Task details: The records below are to be quoted in full; please keep every word exact.

Recorded data:
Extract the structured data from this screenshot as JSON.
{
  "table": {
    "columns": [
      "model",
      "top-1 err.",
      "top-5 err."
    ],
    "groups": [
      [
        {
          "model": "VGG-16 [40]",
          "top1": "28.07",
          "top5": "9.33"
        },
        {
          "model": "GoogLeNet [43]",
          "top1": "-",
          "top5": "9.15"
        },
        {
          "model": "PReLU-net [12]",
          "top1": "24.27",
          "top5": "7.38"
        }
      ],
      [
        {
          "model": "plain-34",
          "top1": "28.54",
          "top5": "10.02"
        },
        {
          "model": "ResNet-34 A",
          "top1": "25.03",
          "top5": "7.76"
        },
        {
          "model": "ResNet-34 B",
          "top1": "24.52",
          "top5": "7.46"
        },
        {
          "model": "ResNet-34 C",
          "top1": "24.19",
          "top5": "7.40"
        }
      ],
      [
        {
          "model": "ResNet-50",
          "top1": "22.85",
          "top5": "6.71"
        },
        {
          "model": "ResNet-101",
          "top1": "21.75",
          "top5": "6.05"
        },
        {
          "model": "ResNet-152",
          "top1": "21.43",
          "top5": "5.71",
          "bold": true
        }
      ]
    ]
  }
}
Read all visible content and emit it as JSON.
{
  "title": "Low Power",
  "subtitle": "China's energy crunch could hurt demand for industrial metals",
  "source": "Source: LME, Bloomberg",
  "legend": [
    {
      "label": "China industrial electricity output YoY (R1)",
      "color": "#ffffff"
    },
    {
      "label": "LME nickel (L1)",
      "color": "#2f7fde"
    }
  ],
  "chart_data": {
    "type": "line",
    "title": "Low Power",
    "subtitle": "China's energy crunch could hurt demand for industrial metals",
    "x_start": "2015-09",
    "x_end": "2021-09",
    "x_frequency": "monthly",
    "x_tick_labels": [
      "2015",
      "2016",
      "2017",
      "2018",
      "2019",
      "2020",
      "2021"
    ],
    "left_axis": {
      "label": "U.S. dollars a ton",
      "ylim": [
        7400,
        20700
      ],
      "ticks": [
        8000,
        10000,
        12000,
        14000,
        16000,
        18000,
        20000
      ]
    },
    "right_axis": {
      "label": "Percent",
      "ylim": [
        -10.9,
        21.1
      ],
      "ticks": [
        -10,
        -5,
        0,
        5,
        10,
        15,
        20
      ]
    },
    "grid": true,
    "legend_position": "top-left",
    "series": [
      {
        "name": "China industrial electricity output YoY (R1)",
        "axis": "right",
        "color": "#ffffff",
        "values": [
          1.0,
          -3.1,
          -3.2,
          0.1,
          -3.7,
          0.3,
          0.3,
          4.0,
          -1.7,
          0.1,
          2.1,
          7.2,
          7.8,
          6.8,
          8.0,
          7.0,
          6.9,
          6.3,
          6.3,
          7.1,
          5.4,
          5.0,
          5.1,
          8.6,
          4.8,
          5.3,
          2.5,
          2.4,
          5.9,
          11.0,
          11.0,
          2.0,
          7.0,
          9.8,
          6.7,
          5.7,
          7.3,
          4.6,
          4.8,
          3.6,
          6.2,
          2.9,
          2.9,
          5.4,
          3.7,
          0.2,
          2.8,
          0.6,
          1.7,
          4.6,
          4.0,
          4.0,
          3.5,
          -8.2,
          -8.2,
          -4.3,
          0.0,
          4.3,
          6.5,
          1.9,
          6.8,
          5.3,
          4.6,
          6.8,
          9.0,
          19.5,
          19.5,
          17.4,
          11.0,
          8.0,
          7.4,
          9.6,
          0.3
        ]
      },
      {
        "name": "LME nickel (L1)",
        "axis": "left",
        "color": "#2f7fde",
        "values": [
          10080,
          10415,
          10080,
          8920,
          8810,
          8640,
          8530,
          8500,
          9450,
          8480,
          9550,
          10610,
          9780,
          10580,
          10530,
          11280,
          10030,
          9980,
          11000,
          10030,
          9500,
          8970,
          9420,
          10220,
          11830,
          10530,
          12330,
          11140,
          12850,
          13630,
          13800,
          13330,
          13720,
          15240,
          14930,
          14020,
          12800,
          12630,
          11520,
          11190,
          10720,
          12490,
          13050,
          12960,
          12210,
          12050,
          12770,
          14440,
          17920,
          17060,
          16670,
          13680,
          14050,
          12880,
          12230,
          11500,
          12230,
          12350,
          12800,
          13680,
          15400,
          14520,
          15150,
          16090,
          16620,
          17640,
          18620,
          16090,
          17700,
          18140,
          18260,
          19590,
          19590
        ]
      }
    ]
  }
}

Answer to the task:
Extract the structured data from this screenshot as JSON.
{
  "table": {
    "columns": [
      "model",
      "top-1 err.",
      "top-5 err."
    ],
    "groups": [
      [
        {
          "model": "VGG-16 [40]",
          "top1": "28.07",
          "top5": "9.33"
        },
        {
          "model": "GoogLeNet [43]",
          "top1": "-",
          "top5": "9.15"
        },
        {
          "model": "PReLU-net [12]",
          "top1": "24.27",
          "top5": "7.38"
        }
      ],
      [
        {
          "model": "plain-34",
          "top1": "28.54",
          "top5": "10.02"
        },
        {
          "model": "ResNet-34 A",
          "top1": "25.03",
          "top5": "7.76"
        },
        {
          "model": "ResNet-34 B",
          "top1": "24.52",
          "top5": "7.46"
        },
        {
          "model": "ResNet-34 C",
          "top1": "24.19",
          "top5": "7.40"
        }
      ],
      [
        {
          "model": "ResNet-50",
          "top1": "22.85",
          "top5": "6.71"
        },
        {
          "model": "ResNet-101",
          "top1": "21.75",
          "top5": "6.05"
        },
        {
          "model": "ResNet-152",
          "top1": "21.43",
          "top5": "5.71",
          "bold": true
        }
      ]
    ]
  }
}
Read all visible content and emit it as JSON.
{
  "title": "Low Power",
  "subtitle": "China's energy crunch could hurt demand for industrial metals",
  "source": "Source: LME, Bloomberg",
  "legend": [
    {
      "label": "China industrial electricity output YoY (R1)",
      "color": "#ffffff"
    },
    {
      "label": "LME nickel (L1)",
      "color": "#2f7fde"
    }
  ],
  "chart_data": {
    "type": "line",
    "title": "Low Power",
    "subtitle": "China's energy crunch could hurt demand for industrial metals",
    "x_start": "2015-09",
    "x_end": "2021-09",
    "x_frequency": "monthly",
    "x_tick_labels": [
      "2015",
      "2016",
      "2017",
      "2018",
      "2019",
      "2020",
      "2021"
    ],
    "left_axis": {
      "label": "U.S. dollars a ton",
      "ylim": [
        7400,
        20700
      ],
      "ticks": [
        8000,
        10000,
        12000,
        14000,
        16000,
        18000,
        20000
      ]
    },
    "right_axis": {
      "label": "Percent",
      "ylim": [
        -10.9,
        21.1
      ],
      "ticks": [
        -10,
        -5,
        0,
        5,
        10,
        15,
        20
      ]
    },
    "grid": true,
    "legend_position": "top-left",
    "series": [
      {
        "name": "China industrial electricity output YoY (R1)",
        "axis": "right",
        "color": "#ffffff",
        "values": [
          1.0,
          -3.1,
          -3.2,
          0.1,
          -3.7,
          0.3,
          0.3,
          4.0,
          -1.7,
          0.1,
          2.1,
          7.2,
          7.8,
          6.8,
          8.0,
          7.0,
          6.9,
          6.3,
          6.3,
          7.1,
          5.4,
          5.0,
          5.1,
          8.6,
          4.8,
          5.3,
          2.5,
          2.4,
          5.9,
          11.0,
          11.0,
          2.0,
          7.0,
          9.8,
          6.7,
          5.7,
          7.3,
          4.6,
          4.8,
          3.6,
          6.2,
          2.9,
          2.9,
          5.4,
          3.7,
          0.2,
          2.8,
          0.6,
          1.7,
          4.6,
          4.0,
          4.0,
          3.5,
          -8.2,
          -8.2,
          -4.3,
          0.0,
          4.3,
          6.5,
          1.9,
          6.8,
          5.3,
          4.6,
          6.8,
          9.0,
          19.5,
          19.5,
          17.4,
          11.0,
          8.0,
          7.4,
          9.6,
          0.3
        ]
      },
      {
        "name": "LME nickel (L1)",
        "axis": "left",
        "color": "#2f7fde",
        "values": [
          10080,
          10415,
          10080,
          8920,
          8810,
          8640,
          8530,
          8500,
          9450,
          8480,
          9550,
          10610,
          9780,
          10580,
          10530,
          11280,
          10030,
          9980,
          11000,
          10030,
          9500,
          8970,
          9420,
          10220,
          11830,
          10530,
          12330,
          11140,
          12850,
          13630,
          13800,
          13330,
          13720,
          15240,
          14930,
          14020,
          12800,
          12630,
          11520,
          11190,
          10720,
          12490,
          13050,
          12960,
          12210,
          12050,
          12770,
          14440,
          17920,
          17060,
          16670,
          13680,
          14050,
          12880,
          12230,
          11500,
          12230,
          12350,
          12800,
          13680,
          15400,
          14520,
          15150,
          16090,
          16620,
          17640,
          18620,
          16090,
          17700,
          18140,
          18260,
          19590,
          19590
        ]
      }
    ]
  }
}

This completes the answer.